What this task involves
Give only the number of lines below that contain the word "งผลให".

Stored records
--------------------

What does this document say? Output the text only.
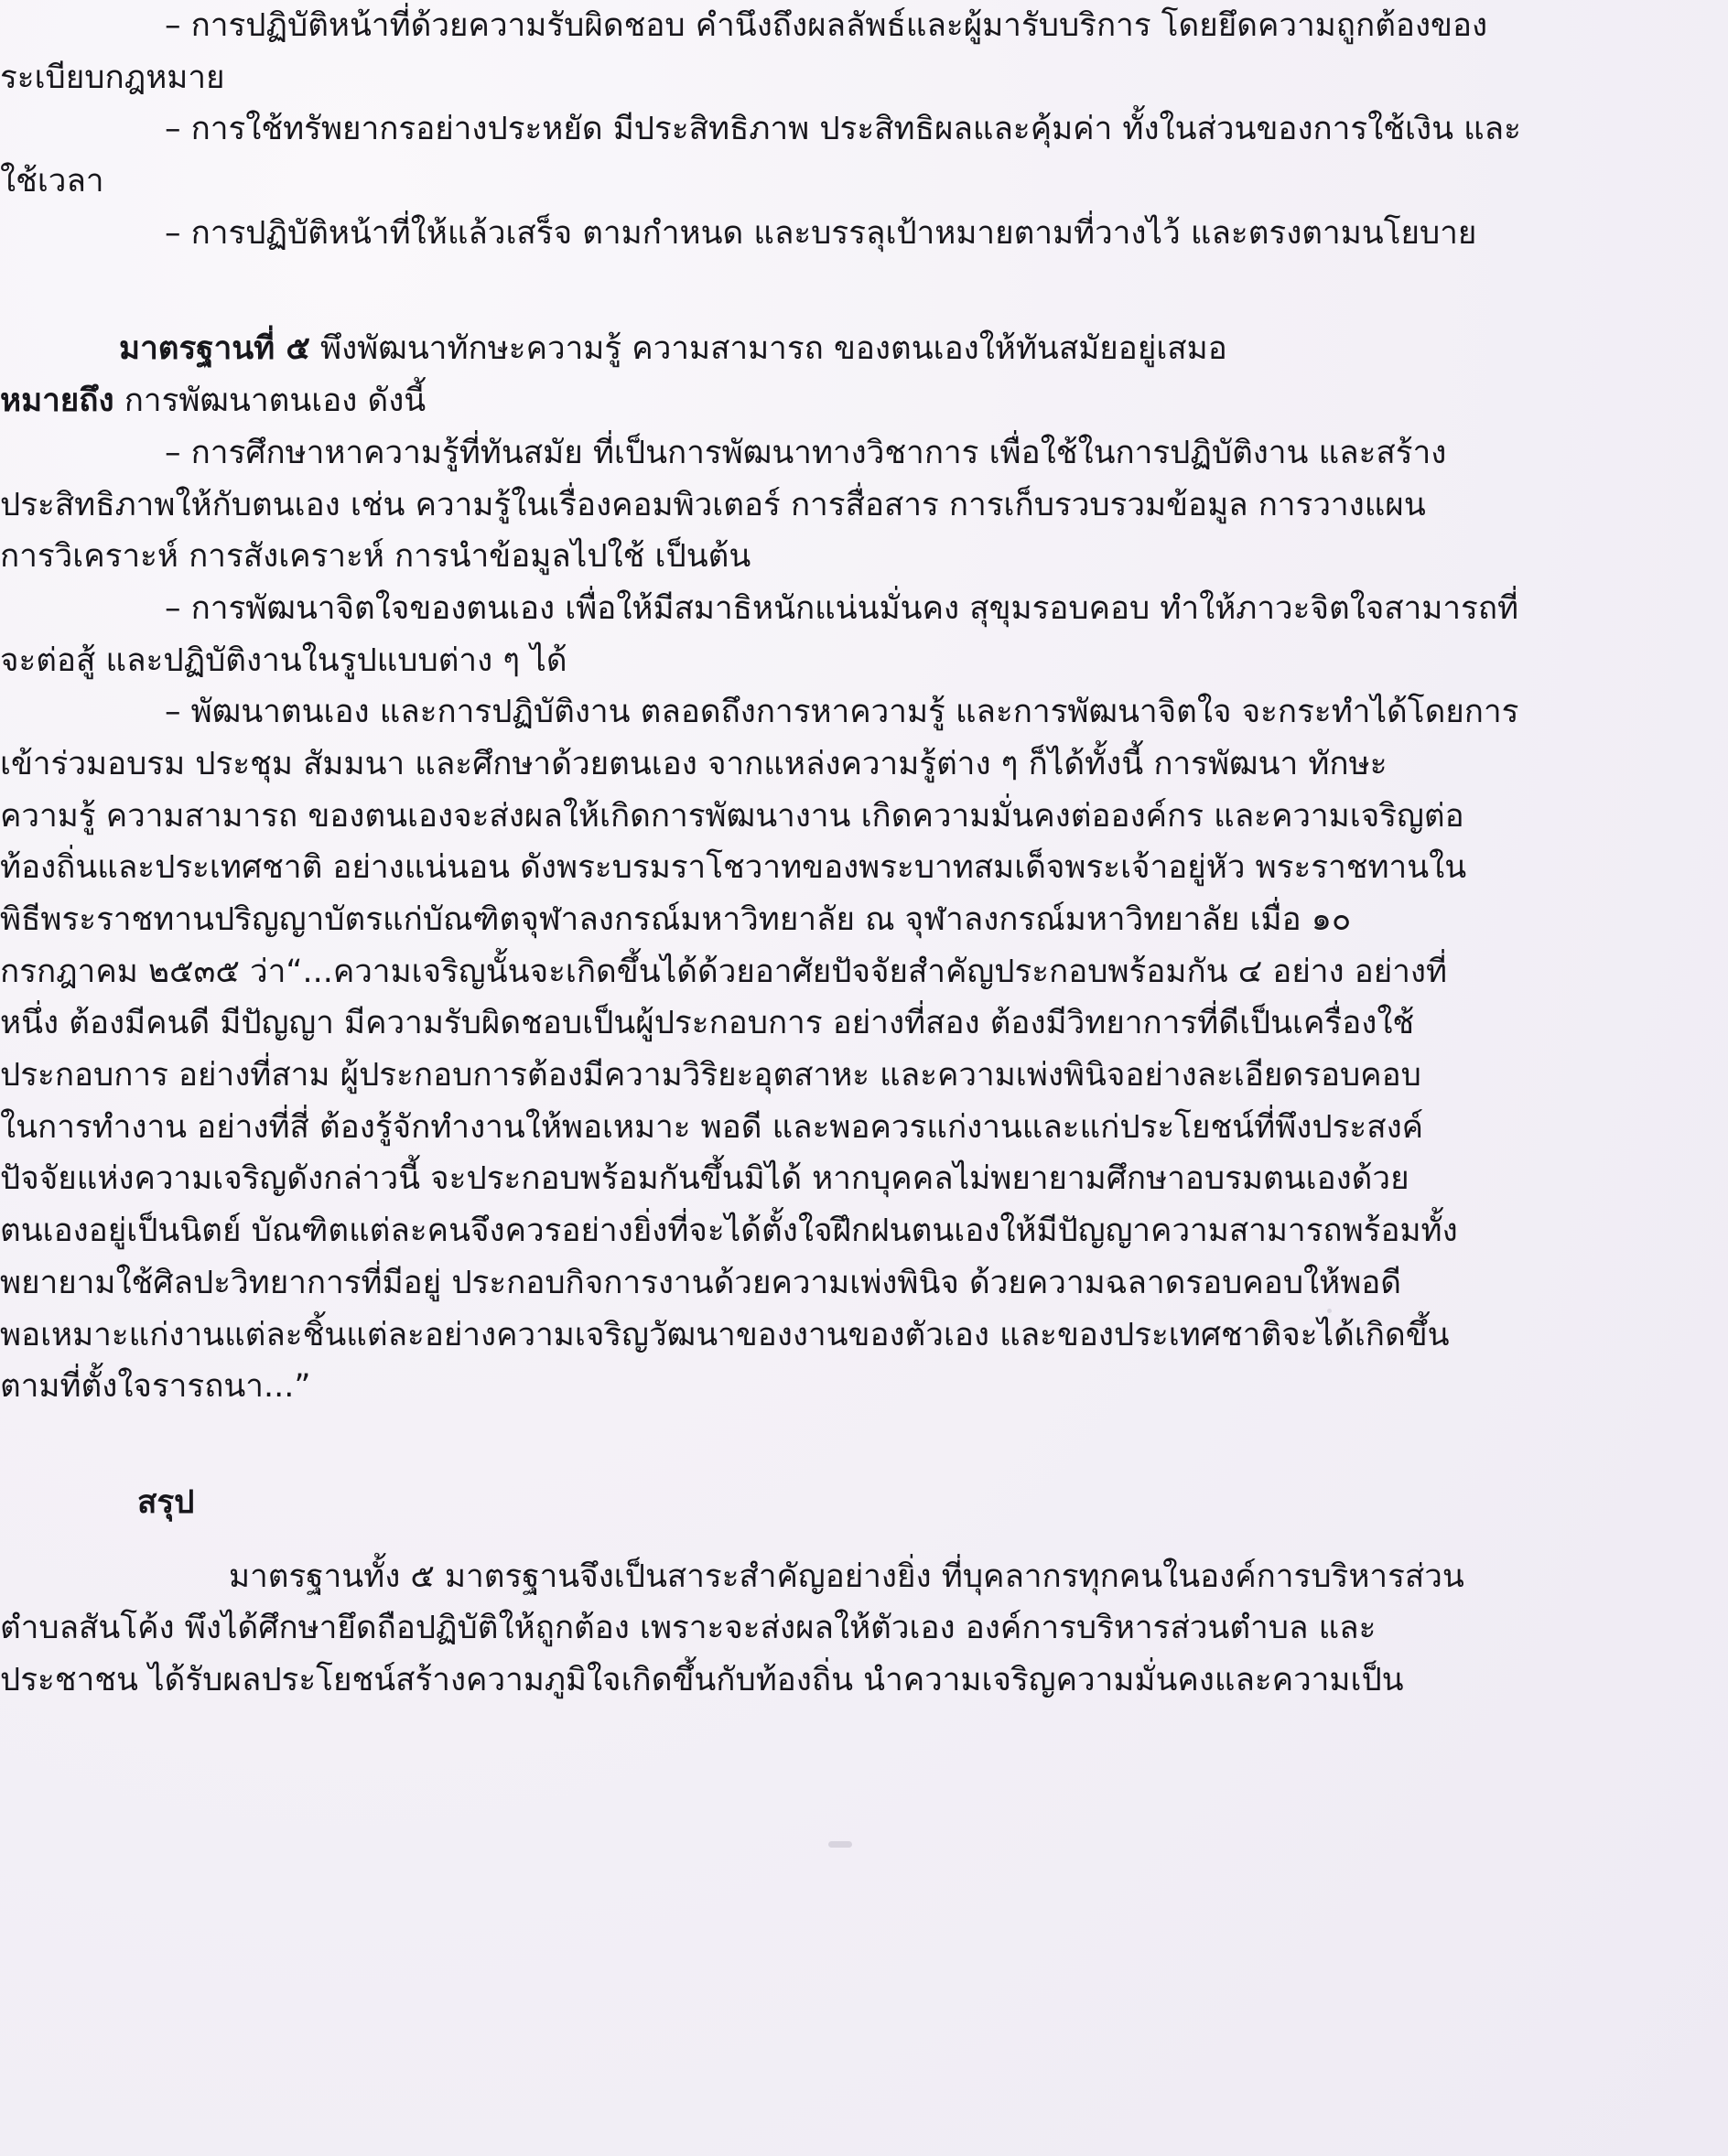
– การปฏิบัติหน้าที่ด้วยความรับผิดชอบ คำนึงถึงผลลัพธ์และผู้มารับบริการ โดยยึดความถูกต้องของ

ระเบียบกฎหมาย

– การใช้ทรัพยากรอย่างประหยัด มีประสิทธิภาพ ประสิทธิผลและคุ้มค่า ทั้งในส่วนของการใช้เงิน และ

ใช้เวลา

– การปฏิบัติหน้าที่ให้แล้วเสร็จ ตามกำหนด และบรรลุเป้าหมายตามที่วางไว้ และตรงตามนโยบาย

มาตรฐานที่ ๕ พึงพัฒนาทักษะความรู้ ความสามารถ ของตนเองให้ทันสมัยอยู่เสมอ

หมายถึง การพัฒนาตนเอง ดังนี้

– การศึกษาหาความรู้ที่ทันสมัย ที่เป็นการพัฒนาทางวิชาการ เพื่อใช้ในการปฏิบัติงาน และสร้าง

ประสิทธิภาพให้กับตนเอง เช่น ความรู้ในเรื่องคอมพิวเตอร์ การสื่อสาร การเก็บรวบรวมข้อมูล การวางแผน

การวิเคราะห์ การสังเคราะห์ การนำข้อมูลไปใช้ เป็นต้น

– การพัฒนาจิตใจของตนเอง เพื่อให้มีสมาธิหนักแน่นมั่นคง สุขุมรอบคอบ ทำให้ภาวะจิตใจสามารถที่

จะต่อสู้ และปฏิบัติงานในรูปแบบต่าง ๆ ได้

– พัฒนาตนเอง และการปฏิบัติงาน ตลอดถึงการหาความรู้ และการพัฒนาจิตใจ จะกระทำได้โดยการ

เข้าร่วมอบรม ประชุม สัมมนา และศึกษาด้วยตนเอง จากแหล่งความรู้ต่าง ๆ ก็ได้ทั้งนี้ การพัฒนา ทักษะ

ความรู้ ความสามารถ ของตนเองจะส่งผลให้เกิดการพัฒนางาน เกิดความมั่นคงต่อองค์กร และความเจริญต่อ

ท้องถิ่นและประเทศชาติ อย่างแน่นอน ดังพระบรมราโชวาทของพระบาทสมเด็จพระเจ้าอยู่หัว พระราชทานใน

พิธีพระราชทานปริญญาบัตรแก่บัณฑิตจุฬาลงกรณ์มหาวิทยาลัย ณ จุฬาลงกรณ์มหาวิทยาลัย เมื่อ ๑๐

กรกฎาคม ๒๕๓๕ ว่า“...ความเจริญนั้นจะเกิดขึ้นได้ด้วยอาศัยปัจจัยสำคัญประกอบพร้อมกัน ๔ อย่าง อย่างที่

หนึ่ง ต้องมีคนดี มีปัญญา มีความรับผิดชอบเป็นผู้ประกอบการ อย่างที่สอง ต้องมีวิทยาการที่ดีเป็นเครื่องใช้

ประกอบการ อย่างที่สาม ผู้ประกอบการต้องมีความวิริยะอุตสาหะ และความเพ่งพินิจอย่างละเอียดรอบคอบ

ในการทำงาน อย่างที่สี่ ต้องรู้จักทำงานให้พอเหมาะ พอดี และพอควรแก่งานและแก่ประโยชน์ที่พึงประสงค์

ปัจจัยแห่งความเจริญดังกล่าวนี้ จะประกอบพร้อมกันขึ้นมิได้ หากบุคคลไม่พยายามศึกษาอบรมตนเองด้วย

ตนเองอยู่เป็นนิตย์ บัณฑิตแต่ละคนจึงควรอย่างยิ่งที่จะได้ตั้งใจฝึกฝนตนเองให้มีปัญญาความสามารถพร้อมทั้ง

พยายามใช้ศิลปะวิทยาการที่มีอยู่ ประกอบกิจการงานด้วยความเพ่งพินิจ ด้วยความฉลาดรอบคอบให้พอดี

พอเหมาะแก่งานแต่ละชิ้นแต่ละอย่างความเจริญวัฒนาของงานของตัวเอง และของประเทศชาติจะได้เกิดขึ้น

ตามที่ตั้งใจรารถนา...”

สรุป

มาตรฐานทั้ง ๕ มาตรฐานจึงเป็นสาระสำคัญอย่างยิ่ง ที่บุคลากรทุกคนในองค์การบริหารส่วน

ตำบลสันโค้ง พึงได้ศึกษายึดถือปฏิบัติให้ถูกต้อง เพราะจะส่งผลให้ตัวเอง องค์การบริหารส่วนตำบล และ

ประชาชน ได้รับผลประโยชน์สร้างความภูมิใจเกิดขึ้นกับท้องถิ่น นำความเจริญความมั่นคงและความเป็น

--------------------

Expected answer
2